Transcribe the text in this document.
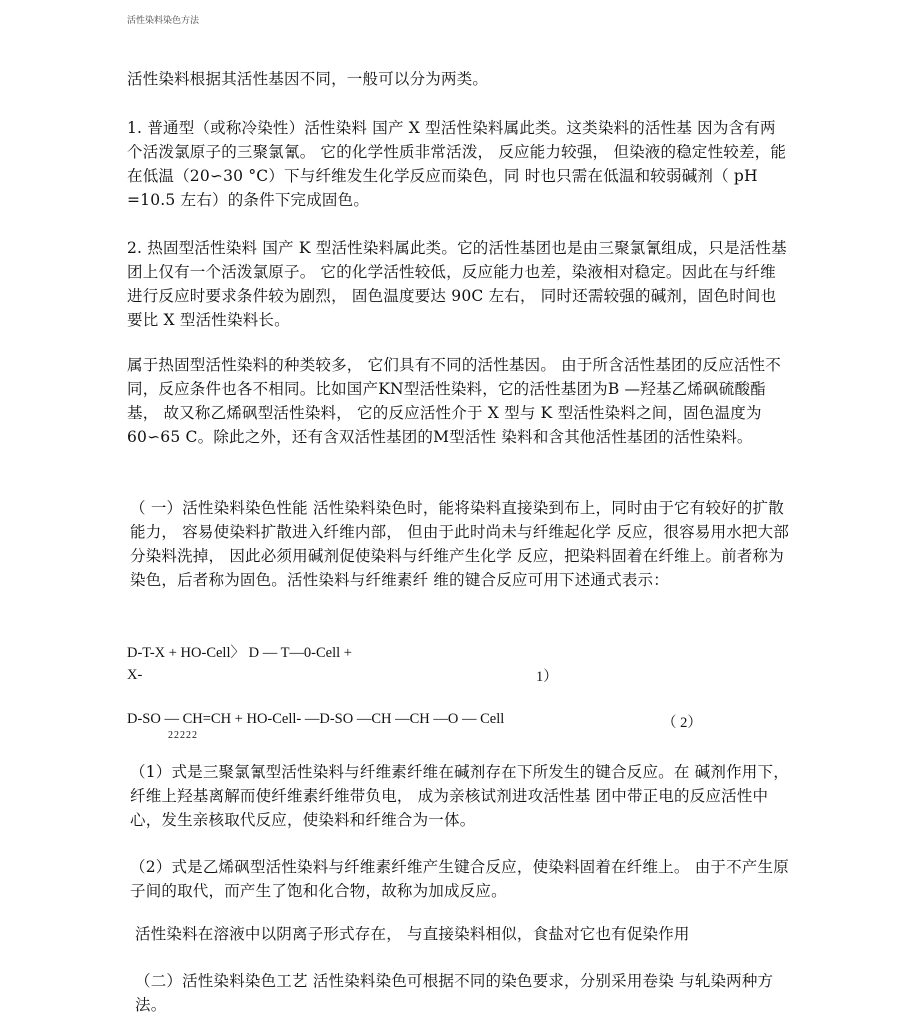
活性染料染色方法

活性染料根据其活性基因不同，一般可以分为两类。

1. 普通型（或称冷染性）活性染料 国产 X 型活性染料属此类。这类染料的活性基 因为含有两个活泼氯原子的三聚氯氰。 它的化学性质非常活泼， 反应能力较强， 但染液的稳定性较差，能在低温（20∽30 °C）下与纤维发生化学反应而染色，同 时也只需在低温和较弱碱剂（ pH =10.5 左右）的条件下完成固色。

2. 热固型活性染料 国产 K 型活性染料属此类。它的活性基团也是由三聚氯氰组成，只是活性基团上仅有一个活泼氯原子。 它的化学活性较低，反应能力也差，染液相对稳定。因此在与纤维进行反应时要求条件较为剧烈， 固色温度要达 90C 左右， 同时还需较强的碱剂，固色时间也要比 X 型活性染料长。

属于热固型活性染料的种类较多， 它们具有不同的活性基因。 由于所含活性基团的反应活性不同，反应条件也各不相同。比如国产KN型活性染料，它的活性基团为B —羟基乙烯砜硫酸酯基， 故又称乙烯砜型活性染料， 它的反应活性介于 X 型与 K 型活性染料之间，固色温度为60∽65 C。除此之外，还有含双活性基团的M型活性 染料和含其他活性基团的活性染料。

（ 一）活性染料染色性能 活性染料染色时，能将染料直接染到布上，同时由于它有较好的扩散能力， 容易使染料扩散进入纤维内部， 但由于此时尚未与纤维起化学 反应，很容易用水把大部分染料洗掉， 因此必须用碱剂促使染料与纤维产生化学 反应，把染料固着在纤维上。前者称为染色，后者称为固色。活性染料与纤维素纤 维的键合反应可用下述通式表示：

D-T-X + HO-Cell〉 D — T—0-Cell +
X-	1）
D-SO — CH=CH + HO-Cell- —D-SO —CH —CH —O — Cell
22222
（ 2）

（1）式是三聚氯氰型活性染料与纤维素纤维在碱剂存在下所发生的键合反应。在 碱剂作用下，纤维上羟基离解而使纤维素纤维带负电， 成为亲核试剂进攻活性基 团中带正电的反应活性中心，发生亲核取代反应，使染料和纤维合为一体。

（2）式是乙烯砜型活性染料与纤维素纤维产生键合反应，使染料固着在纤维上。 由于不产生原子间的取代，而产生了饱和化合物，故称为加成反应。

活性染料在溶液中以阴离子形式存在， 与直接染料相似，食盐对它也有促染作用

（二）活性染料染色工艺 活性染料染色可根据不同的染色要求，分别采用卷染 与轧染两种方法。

□ □ □ □ □

▶ What you have to do
Print all entries exactly. The images do not belong in the copy.

▶ Result below
Transcribe the text in this document.
活性染料染色方法

活性染料根据其活性基因不同，一般可以分为两类。

1. 普通型（或称冷染性）活性染料 国产 X 型活性染料属此类。这类染料的活性基 因为含有两个活泼氯原子的三聚氯氰。 它的化学性质非常活泼， 反应能力较强， 但染液的稳定性较差，能在低温（20∽30 °C）下与纤维发生化学反应而染色，同 时也只需在低温和较弱碱剂（ pH =10.5 左右）的条件下完成固色。

2. 热固型活性染料 国产 K 型活性染料属此类。它的活性基团也是由三聚氯氰组成，只是活性基团上仅有一个活泼氯原子。 它的化学活性较低，反应能力也差，染液相对稳定。因此在与纤维进行反应时要求条件较为剧烈， 固色温度要达 90C 左右， 同时还需较强的碱剂，固色时间也要比 X 型活性染料长。

属于热固型活性染料的种类较多， 它们具有不同的活性基因。 由于所含活性基团的反应活性不同，反应条件也各不相同。比如国产KN型活性染料，它的活性基团为B —羟基乙烯砜硫酸酯基， 故又称乙烯砜型活性染料， 它的反应活性介于 X 型与 K 型活性染料之间，固色温度为60∽65 C。除此之外，还有含双活性基团的M型活性 染料和含其他活性基团的活性染料。

（ 一）活性染料染色性能 活性染料染色时，能将染料直接染到布上，同时由于它有较好的扩散能力， 容易使染料扩散进入纤维内部， 但由于此时尚未与纤维起化学 反应，很容易用水把大部分染料洗掉， 因此必须用碱剂促使染料与纤维产生化学 反应，把染料固着在纤维上。前者称为染色，后者称为固色。活性染料与纤维素纤 维的键合反应可用下述通式表示：

D-T-X + HO-Cell〉 D — T—0-Cell +
X-	1）
D-SO — CH=CH + HO-Cell- —D-SO —CH —CH —O — Cell
22222
（ 2）

（1）式是三聚氯氰型活性染料与纤维素纤维在碱剂存在下所发生的键合反应。在 碱剂作用下，纤维上羟基离解而使纤维素纤维带负电， 成为亲核试剂进攻活性基 团中带正电的反应活性中心，发生亲核取代反应，使染料和纤维合为一体。

（2）式是乙烯砜型活性染料与纤维素纤维产生键合反应，使染料固着在纤维上。 由于不产生原子间的取代，而产生了饱和化合物，故称为加成反应。

活性染料在溶液中以阴离子形式存在， 与直接染料相似，食盐对它也有促染作用

（二）活性染料染色工艺 活性染料染色可根据不同的染色要求，分别采用卷染 与轧染两种方法。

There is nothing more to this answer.